-- WORK TO BE COMPLETED --
With no word left out, write out the entire listing.

-- DATA EXCERPTS --
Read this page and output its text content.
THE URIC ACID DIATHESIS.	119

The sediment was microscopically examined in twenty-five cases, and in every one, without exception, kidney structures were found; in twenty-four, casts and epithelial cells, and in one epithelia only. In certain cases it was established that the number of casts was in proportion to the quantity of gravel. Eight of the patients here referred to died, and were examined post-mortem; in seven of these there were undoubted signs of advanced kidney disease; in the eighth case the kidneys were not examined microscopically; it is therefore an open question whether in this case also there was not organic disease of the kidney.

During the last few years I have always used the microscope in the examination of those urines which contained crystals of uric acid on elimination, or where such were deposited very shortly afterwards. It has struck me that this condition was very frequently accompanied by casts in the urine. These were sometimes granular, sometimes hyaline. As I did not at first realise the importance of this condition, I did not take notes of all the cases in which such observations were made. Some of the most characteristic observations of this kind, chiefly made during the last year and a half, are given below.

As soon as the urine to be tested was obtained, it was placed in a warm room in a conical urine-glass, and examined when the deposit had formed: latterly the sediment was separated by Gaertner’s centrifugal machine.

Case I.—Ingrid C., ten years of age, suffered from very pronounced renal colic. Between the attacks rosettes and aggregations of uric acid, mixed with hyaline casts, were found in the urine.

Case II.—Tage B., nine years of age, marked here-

-- ANSWER BELOW --
Read this page and output its text content.
THE URIC ACID DIATHESIS.	119

The sediment was microscopically examined in twenty-five cases, and in every one, without exception, kidney structures were found; in twenty-four, casts and epithelial cells, and in one epithelia only. In certain cases it was established that the number of casts was in proportion to the quantity of gravel. Eight of the patients here referred to died, and were examined post-mortem; in seven of these there were undoubted signs of advanced kidney disease; in the eighth case the kidneys were not examined microscopically; it is therefore an open question whether in this case also there was not organic disease of the kidney.

During the last few years I have always used the microscope in the examination of those urines which contained crystals of uric acid on elimination, or where such were deposited very shortly afterwards. It has struck me that this condition was very frequently accompanied by casts in the urine. These were sometimes granular, sometimes hyaline. As I did not at first realise the importance of this condition, I did not take notes of all the cases in which such observations were made. Some of the most characteristic observations of this kind, chiefly made during the last year and a half, are given below.

As soon as the urine to be tested was obtained, it was placed in a warm room in a conical urine-glass, and examined when the deposit had formed: latterly the sediment was separated by Gaertner’s centrifugal machine.

Case I.—Ingrid C., ten years of age, suffered from very pronounced renal colic. Between the attacks rosettes and aggregations of uric acid, mixed with hyaline casts, were found in the urine.

Case II.—Tage B., nine years of age, marked here-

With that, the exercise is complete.